The problem: Below are the records; copy each line in them that holds the word "характерных".

Records for this exercise:

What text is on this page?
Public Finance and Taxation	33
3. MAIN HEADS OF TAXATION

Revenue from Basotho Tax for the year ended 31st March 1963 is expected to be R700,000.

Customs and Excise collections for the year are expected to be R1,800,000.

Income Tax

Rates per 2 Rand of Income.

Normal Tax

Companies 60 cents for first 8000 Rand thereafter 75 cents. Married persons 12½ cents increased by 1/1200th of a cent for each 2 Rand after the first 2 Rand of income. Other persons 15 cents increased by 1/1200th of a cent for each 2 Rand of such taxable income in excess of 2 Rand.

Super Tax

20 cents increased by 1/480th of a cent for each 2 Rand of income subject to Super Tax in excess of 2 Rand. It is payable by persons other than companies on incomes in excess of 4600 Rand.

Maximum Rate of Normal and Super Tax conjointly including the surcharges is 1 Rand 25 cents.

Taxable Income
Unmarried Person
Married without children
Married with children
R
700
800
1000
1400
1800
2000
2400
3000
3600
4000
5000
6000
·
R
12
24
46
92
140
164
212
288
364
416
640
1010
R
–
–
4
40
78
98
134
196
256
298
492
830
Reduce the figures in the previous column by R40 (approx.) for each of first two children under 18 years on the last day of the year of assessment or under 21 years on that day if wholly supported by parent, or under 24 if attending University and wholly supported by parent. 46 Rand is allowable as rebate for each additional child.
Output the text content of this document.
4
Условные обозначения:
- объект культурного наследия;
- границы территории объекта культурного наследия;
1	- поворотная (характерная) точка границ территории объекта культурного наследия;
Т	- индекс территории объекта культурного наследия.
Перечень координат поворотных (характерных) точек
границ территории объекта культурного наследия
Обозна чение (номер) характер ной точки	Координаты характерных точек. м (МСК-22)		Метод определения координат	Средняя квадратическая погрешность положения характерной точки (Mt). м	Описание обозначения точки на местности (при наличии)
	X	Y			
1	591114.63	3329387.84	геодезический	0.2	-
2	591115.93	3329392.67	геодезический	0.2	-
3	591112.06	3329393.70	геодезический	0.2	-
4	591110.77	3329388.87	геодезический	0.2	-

Response to the exercise:
Перечень координат поворотных (характерных) точек
Обозна чение (номер) характер ной точки	Координаты характерных точек. м (МСК-22)		Метод определения координат	Средняя квадратическая погрешность положения характерной точки (Mt). м	Описание обозначения точки на местности (при наличии)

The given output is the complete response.